-- Dataset rows start --
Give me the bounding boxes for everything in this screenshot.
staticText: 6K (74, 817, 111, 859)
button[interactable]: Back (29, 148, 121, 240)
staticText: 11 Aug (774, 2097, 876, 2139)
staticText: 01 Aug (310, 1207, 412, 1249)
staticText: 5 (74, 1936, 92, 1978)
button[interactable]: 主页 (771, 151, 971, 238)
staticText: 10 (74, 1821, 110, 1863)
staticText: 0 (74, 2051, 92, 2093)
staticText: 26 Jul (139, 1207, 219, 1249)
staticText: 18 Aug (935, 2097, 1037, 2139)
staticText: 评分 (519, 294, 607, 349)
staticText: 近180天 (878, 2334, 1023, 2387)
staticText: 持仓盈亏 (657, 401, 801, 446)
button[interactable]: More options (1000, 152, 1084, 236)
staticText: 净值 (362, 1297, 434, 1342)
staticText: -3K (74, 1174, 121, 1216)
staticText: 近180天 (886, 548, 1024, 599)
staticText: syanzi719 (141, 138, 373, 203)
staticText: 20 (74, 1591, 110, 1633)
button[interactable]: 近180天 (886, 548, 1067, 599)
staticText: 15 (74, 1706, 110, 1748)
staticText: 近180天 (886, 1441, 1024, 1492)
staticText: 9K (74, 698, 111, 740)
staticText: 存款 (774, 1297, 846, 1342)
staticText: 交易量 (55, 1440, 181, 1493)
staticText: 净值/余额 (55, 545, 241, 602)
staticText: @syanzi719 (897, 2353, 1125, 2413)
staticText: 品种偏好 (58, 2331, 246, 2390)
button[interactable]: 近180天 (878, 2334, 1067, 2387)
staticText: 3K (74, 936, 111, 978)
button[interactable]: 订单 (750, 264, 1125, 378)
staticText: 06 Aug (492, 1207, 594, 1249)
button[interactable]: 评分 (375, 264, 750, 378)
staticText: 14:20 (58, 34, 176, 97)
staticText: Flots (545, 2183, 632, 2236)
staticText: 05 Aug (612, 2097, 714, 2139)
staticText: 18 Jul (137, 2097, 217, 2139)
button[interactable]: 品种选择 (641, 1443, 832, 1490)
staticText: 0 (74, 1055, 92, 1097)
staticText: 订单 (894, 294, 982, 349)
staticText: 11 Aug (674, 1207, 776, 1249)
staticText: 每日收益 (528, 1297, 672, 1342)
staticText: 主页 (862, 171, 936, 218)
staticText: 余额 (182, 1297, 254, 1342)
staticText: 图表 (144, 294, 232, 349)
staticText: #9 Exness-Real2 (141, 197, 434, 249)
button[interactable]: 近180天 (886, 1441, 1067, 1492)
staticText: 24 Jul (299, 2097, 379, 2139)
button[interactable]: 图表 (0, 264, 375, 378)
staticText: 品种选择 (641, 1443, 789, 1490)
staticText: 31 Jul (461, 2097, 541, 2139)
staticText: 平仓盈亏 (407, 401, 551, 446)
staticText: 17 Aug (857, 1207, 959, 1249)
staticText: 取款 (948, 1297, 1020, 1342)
-- Dataset rows end --
> [Task objective] Copy the items word for word, starting at the top of the items and ending with the line that contains "staticText: 26 Jul (139, 1207, 219, 1249)", with that line included.

> [Response to this exercise]
Give me the bounding boxes for everything in this screenshot.
staticText: 6K (74, 817, 111, 859)
button[interactable]: Back (29, 148, 121, 240)
staticText: 11 Aug (774, 2097, 876, 2139)
staticText: 01 Aug (310, 1207, 412, 1249)
staticText: 5 (74, 1936, 92, 1978)
button[interactable]: 主页 (771, 151, 971, 238)
staticText: 10 (74, 1821, 110, 1863)
staticText: 0 (74, 2051, 92, 2093)
staticText: 26 Jul (139, 1207, 219, 1249)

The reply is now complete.